[Stored data]
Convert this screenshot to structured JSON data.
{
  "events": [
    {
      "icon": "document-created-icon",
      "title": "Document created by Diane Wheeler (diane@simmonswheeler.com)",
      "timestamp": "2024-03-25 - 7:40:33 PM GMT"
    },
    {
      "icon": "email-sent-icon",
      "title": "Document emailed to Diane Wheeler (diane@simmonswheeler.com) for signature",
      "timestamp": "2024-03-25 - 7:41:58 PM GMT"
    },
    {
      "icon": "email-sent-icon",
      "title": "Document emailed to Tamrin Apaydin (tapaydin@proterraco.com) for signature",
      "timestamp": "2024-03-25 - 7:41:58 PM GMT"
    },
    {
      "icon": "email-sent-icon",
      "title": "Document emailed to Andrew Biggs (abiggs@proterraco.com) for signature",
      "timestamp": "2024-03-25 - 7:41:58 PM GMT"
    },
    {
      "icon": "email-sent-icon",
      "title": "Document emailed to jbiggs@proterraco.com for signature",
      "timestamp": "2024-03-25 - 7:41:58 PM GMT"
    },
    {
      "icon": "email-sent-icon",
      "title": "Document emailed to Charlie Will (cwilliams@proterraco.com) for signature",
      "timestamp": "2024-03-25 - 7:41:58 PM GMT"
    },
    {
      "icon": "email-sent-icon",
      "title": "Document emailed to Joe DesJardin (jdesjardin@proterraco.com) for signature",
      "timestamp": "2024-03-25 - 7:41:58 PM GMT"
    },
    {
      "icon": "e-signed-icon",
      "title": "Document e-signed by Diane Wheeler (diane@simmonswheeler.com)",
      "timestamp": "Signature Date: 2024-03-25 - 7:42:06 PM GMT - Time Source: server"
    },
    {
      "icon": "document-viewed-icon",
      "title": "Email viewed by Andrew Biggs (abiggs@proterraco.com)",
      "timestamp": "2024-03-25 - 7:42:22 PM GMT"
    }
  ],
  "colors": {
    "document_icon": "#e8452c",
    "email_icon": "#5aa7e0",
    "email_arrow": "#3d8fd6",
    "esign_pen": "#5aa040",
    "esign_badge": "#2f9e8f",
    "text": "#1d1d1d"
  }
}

Problem to solve:
Repeat all the entries word for word.

Problem solution:
Convert this screenshot to structured JSON data.
{
  "events": [
    {
      "icon": "document-created-icon",
      "title": "Document created by Diane Wheeler (diane@simmonswheeler.com)",
      "timestamp": "2024-03-25 - 7:40:33 PM GMT"
    },
    {
      "icon": "email-sent-icon",
      "title": "Document emailed to Diane Wheeler (diane@simmonswheeler.com) for signature",
      "timestamp": "2024-03-25 - 7:41:58 PM GMT"
    },
    {
      "icon": "email-sent-icon",
      "title": "Document emailed to Tamrin Apaydin (tapaydin@proterraco.com) for signature",
      "timestamp": "2024-03-25 - 7:41:58 PM GMT"
    },
    {
      "icon": "email-sent-icon",
      "title": "Document emailed to Andrew Biggs (abiggs@proterraco.com) for signature",
      "timestamp": "2024-03-25 - 7:41:58 PM GMT"
    },
    {
      "icon": "email-sent-icon",
      "title": "Document emailed to jbiggs@proterraco.com for signature",
      "timestamp": "2024-03-25 - 7:41:58 PM GMT"
    },
    {
      "icon": "email-sent-icon",
      "title": "Document emailed to Charlie Will (cwilliams@proterraco.com) for signature",
      "timestamp": "2024-03-25 - 7:41:58 PM GMT"
    },
    {
      "icon": "email-sent-icon",
      "title": "Document emailed to Joe DesJardin (jdesjardin@proterraco.com) for signature",
      "timestamp": "2024-03-25 - 7:41:58 PM GMT"
    },
    {
      "icon": "e-signed-icon",
      "title": "Document e-signed by Diane Wheeler (diane@simmonswheeler.com)",
      "timestamp": "Signature Date: 2024-03-25 - 7:42:06 PM GMT - Time Source: server"
    },
    {
      "icon": "document-viewed-icon",
      "title": "Email viewed by Andrew Biggs (abiggs@proterraco.com)",
      "timestamp": "2024-03-25 - 7:42:22 PM GMT"
    }
  ],
  "colors": {
    "document_icon": "#e8452c",
    "email_icon": "#5aa7e0",
    "email_arrow": "#3d8fd6",
    "esign_pen": "#5aa040",
    "esign_badge": "#2f9e8f",
    "text": "#1d1d1d"
  }
}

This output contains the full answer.